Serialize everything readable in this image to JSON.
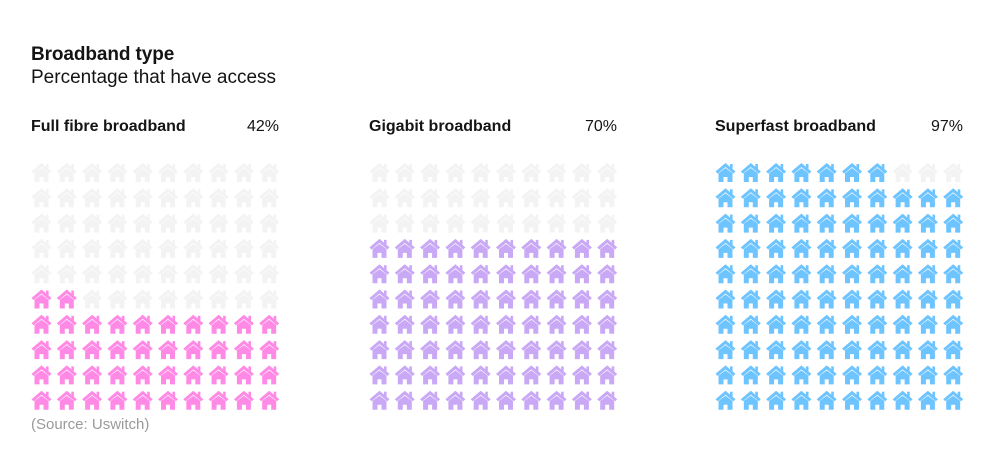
{
  "header": {
    "title": "Broadband type",
    "subtitle": "Percentage that have access"
  },
  "source": "(Source: Uswitch)",
  "chart_data": {
    "type": "waffle",
    "title": "Broadband type",
    "subtitle": "Percentage that have access",
    "grid": {
      "rows": 10,
      "cols": 10
    },
    "icon": "house-icon",
    "empty_color": "#f3f3f3",
    "series": [
      {
        "name": "Full fibre broadband",
        "value": 42,
        "value_label": "42%",
        "color": "#ff8ae6"
      },
      {
        "name": "Gigabit broadband",
        "value": 70,
        "value_label": "70%",
        "color": "#c9a8f5"
      },
      {
        "name": "Superfast broadband",
        "value": 97,
        "value_label": "97%",
        "color": "#6ec4ff"
      }
    ]
  }
}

☆ ☆ ☆

**What you are asked to do:**
Could you repeat all of the material exactly? Pictures should not be copied.

**Written response:**
Serialize everything readable in this image to JSON.
{
  "header": {
    "title": "Broadband type",
    "subtitle": "Percentage that have access"
  },
  "source": "(Source: Uswitch)",
  "chart_data": {
    "type": "waffle",
    "title": "Broadband type",
    "subtitle": "Percentage that have access",
    "grid": {
      "rows": 10,
      "cols": 10
    },
    "icon": "house-icon",
    "empty_color": "#f3f3f3",
    "series": [
      {
        "name": "Full fibre broadband",
        "value": 42,
        "value_label": "42%",
        "color": "#ff8ae6"
      },
      {
        "name": "Gigabit broadband",
        "value": 70,
        "value_label": "70%",
        "color": "#c9a8f5"
      },
      {
        "name": "Superfast broadband",
        "value": 97,
        "value_label": "97%",
        "color": "#6ec4ff"
      }
    ]
  }
}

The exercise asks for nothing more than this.